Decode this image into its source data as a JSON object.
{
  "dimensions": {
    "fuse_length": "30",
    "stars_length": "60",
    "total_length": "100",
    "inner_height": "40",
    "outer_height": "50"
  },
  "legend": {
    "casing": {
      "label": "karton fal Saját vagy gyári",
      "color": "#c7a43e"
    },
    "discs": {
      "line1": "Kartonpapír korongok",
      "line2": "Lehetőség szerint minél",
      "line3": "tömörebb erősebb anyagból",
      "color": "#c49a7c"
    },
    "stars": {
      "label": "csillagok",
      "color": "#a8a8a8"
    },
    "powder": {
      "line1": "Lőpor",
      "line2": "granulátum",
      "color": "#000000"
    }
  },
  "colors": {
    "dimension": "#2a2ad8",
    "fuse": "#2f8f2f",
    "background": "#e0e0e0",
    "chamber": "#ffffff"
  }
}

--- GIVEN TASK ---
Copy out all of the records above with nothing altered.

--- RESPONSE ---
Decode this image into its source data as a JSON object.
{
  "dimensions": {
    "fuse_length": "30",
    "stars_length": "60",
    "total_length": "100",
    "inner_height": "40",
    "outer_height": "50"
  },
  "legend": {
    "casing": {
      "label": "karton fal Saját vagy gyári",
      "color": "#c7a43e"
    },
    "discs": {
      "line1": "Kartonpapír korongok",
      "line2": "Lehetőség szerint minél",
      "line3": "tömörebb erősebb anyagból",
      "color": "#c49a7c"
    },
    "stars": {
      "label": "csillagok",
      "color": "#a8a8a8"
    },
    "powder": {
      "line1": "Lőpor",
      "line2": "granulátum",
      "color": "#000000"
    }
  },
  "colors": {
    "dimension": "#2a2ad8",
    "fuse": "#2f8f2f",
    "background": "#e0e0e0",
    "chamber": "#ffffff"
  }
}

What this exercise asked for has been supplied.